Instructions to follow »
Identify the lines that include the word "형성되므로", then copy all of them.

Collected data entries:
┏━━
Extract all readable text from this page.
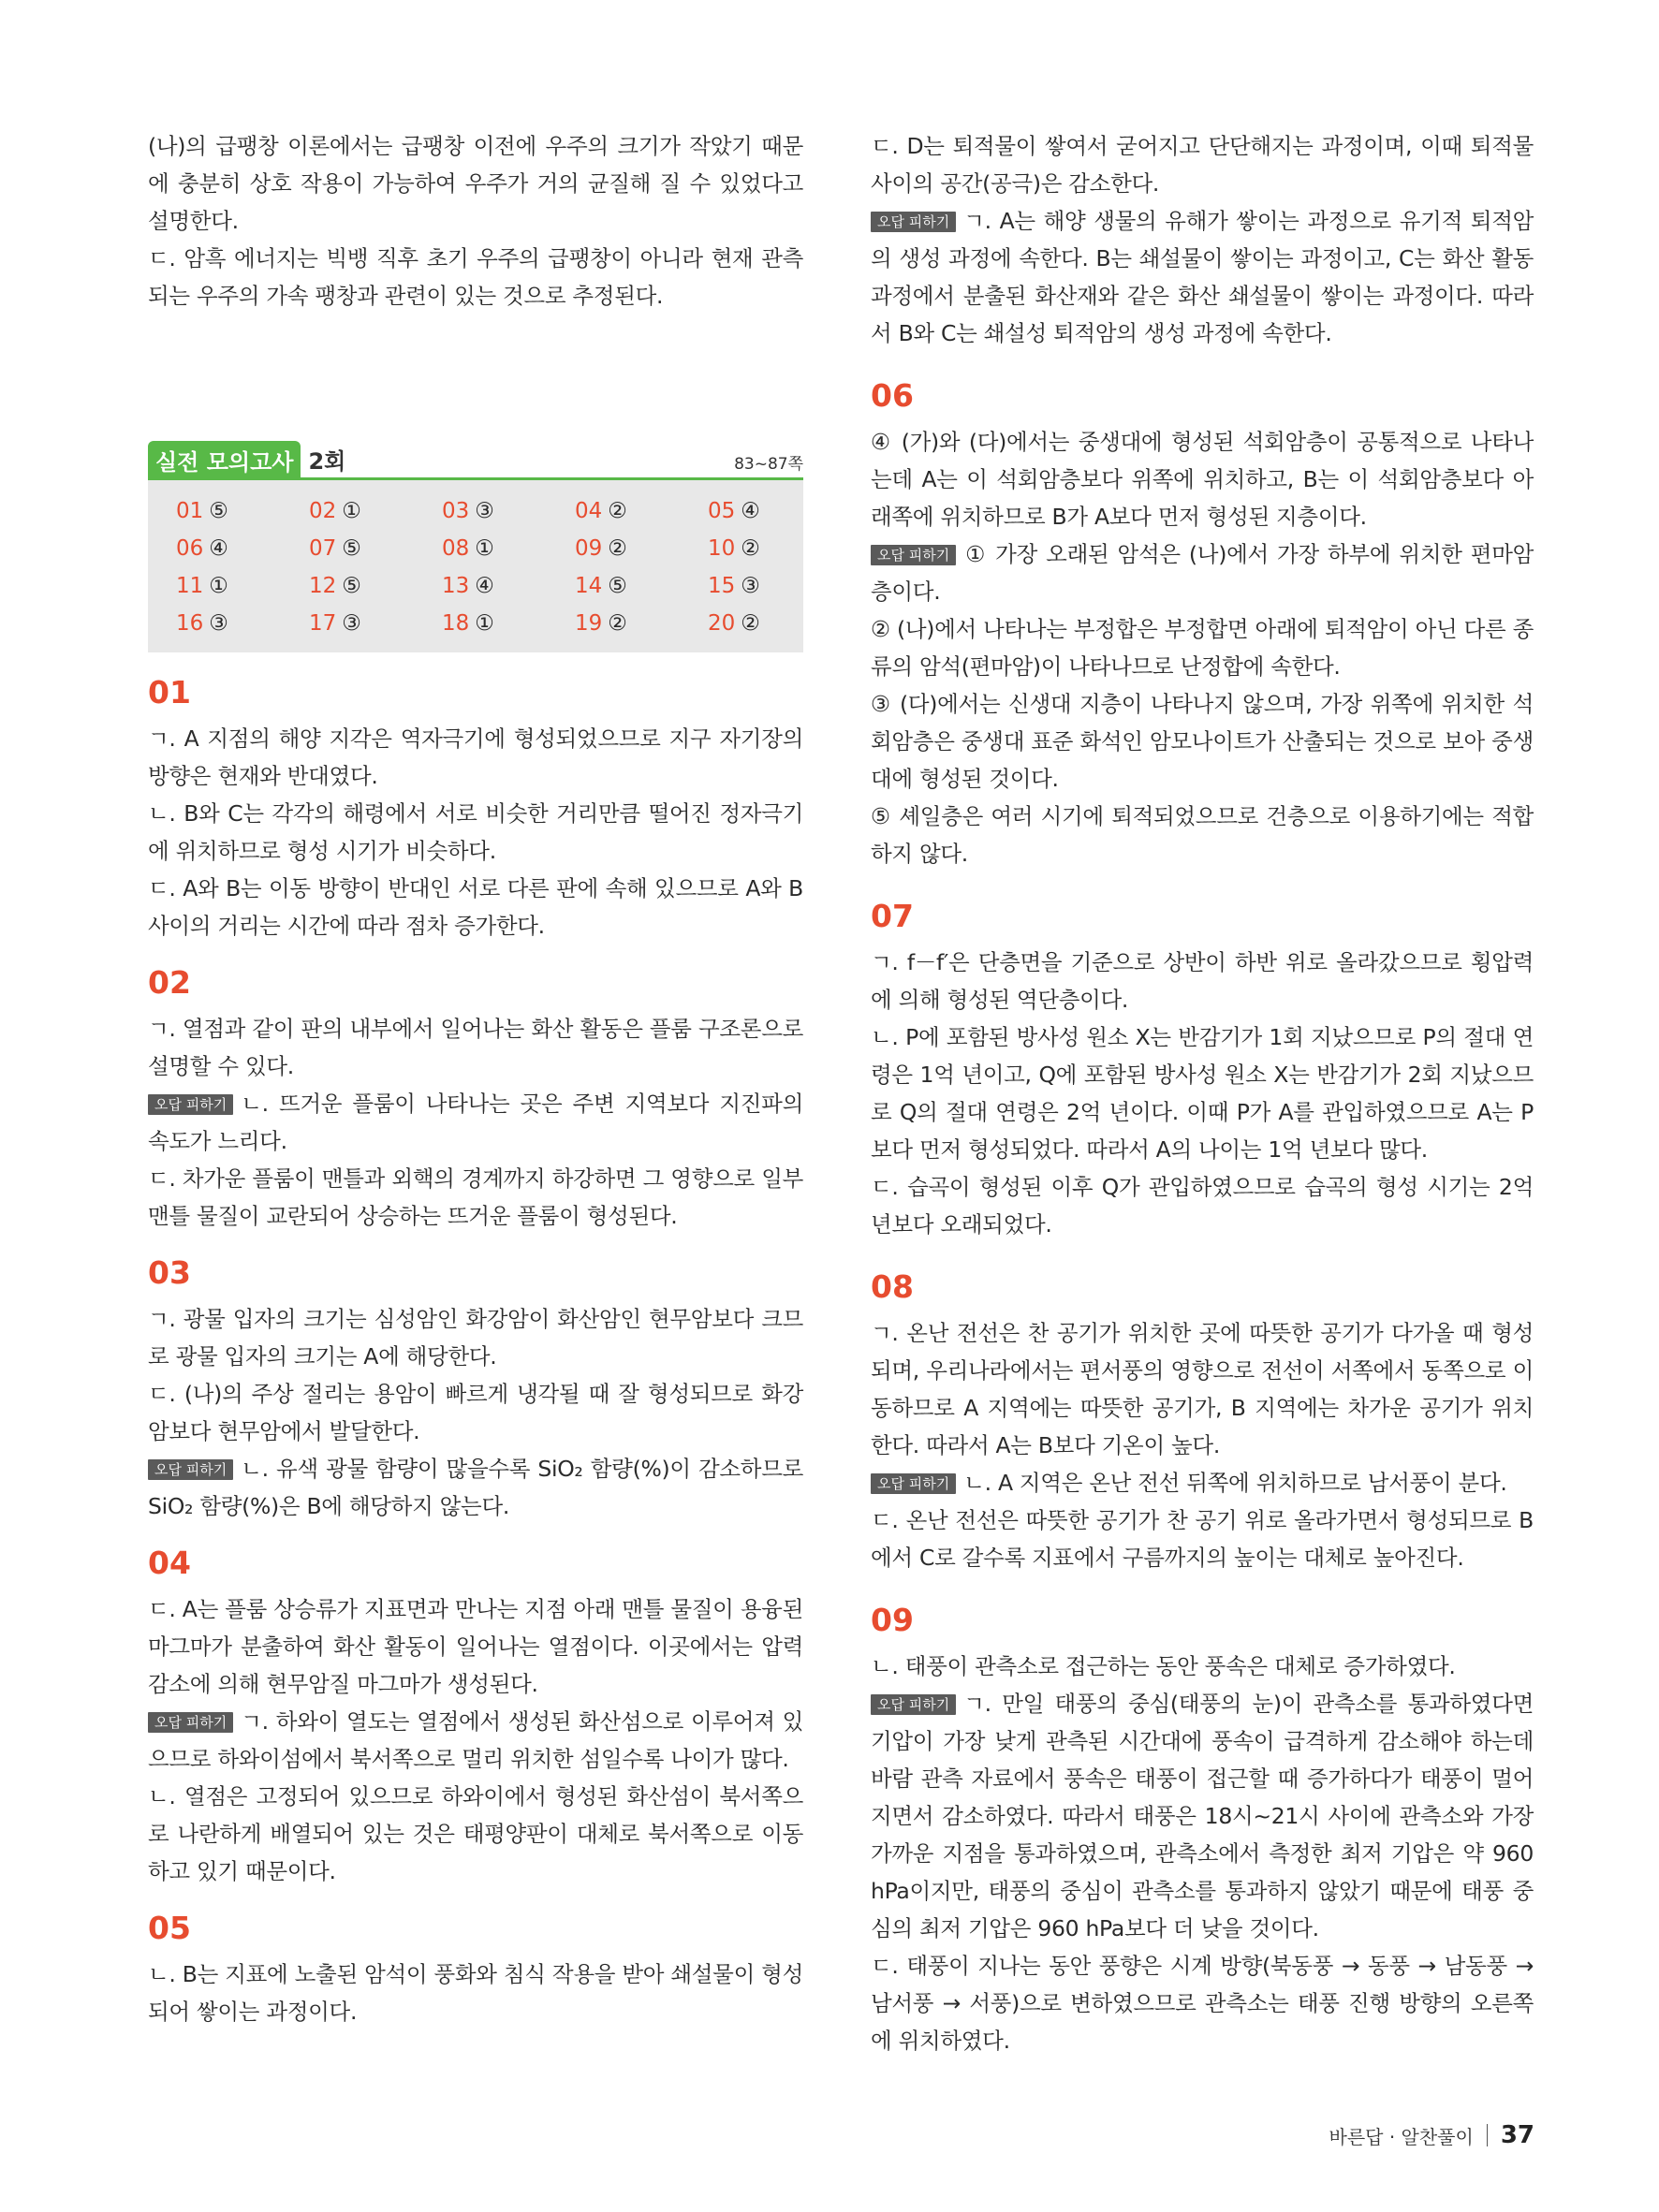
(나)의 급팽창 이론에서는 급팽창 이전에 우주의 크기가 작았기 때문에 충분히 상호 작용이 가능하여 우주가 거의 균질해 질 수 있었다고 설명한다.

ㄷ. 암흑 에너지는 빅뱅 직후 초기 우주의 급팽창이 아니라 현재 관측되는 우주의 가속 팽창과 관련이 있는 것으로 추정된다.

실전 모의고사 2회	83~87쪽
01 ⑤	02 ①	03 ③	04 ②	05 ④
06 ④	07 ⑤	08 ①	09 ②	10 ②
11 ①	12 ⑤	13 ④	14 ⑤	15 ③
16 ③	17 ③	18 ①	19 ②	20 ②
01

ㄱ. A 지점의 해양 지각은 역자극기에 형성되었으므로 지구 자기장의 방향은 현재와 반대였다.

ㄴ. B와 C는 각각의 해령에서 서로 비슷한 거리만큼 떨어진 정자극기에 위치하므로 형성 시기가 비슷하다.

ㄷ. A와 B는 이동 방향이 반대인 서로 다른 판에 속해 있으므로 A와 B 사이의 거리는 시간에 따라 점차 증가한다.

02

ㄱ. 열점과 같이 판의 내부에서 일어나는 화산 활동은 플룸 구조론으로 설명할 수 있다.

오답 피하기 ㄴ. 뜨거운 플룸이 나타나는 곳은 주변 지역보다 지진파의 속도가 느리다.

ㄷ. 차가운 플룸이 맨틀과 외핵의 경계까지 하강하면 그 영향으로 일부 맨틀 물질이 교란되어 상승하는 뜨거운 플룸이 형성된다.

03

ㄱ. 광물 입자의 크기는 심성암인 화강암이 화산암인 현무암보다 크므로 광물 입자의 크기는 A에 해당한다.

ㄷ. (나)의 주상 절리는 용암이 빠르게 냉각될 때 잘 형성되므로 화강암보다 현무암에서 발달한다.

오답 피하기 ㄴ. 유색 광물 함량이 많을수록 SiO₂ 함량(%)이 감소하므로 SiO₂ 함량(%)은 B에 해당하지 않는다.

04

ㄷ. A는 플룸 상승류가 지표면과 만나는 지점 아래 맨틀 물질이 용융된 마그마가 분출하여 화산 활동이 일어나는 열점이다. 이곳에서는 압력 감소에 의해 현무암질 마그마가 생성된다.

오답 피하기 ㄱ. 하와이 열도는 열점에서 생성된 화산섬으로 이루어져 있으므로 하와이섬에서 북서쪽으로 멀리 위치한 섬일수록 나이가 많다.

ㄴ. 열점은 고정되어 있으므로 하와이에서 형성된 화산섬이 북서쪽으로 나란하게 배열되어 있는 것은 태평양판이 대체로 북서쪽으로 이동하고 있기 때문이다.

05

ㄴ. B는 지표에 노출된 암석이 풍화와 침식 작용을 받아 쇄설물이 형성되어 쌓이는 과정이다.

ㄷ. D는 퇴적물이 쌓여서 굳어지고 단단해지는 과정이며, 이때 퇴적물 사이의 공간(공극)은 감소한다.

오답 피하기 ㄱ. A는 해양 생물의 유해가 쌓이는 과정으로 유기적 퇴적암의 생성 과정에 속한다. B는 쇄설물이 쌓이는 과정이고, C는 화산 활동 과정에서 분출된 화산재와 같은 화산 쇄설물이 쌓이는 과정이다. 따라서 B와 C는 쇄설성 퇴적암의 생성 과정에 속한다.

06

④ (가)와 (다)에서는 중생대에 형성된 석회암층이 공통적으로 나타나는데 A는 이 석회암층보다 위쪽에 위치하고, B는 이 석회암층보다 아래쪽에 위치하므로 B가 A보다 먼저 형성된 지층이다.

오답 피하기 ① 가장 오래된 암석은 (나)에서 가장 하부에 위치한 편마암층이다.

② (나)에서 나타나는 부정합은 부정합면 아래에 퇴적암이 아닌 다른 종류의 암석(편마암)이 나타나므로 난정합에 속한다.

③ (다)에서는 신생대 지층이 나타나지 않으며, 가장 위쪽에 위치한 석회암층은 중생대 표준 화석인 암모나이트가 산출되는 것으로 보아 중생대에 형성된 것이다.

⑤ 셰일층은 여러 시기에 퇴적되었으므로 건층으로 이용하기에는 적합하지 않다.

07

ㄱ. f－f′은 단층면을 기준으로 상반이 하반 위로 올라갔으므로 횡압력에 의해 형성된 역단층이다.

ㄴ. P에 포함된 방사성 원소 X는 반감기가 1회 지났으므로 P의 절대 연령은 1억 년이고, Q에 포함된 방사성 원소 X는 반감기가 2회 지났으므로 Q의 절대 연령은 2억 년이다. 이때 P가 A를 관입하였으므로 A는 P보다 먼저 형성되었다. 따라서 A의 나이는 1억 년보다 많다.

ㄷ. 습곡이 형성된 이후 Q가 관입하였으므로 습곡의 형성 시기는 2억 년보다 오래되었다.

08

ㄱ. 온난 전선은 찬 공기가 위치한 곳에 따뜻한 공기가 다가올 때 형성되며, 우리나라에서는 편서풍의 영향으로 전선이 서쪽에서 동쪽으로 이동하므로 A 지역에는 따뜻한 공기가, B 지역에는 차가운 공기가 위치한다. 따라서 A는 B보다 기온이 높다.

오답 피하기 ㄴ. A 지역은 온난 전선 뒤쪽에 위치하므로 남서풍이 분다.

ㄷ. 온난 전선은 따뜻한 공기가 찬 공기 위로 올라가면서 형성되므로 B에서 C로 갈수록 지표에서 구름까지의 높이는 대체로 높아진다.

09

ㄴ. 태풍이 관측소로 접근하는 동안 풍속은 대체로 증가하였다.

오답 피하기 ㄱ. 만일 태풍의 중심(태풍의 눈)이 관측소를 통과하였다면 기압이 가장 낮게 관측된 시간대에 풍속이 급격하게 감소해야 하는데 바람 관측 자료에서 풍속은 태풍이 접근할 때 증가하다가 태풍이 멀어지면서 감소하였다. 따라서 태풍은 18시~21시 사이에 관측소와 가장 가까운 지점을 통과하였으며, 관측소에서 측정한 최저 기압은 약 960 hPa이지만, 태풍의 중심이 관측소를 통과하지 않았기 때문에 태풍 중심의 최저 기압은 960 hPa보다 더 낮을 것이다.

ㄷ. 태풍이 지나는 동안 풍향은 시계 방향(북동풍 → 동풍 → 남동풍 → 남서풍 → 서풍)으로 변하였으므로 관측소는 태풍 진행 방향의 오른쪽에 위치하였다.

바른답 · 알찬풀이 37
┗━━
Solution to the exercise »
ㄷ. (나)의 주상 절리는 용암이 빠르게 냉각될 때 잘 형성되므로 화강암보다 현무암에서 발달한다.
ㄷ. 온난 전선은 따뜻한 공기가 찬 공기 위로 올라가면서 형성되므로 B에서 C로 갈수록 지표에서 구름까지의 높이는 대체로 높아진다.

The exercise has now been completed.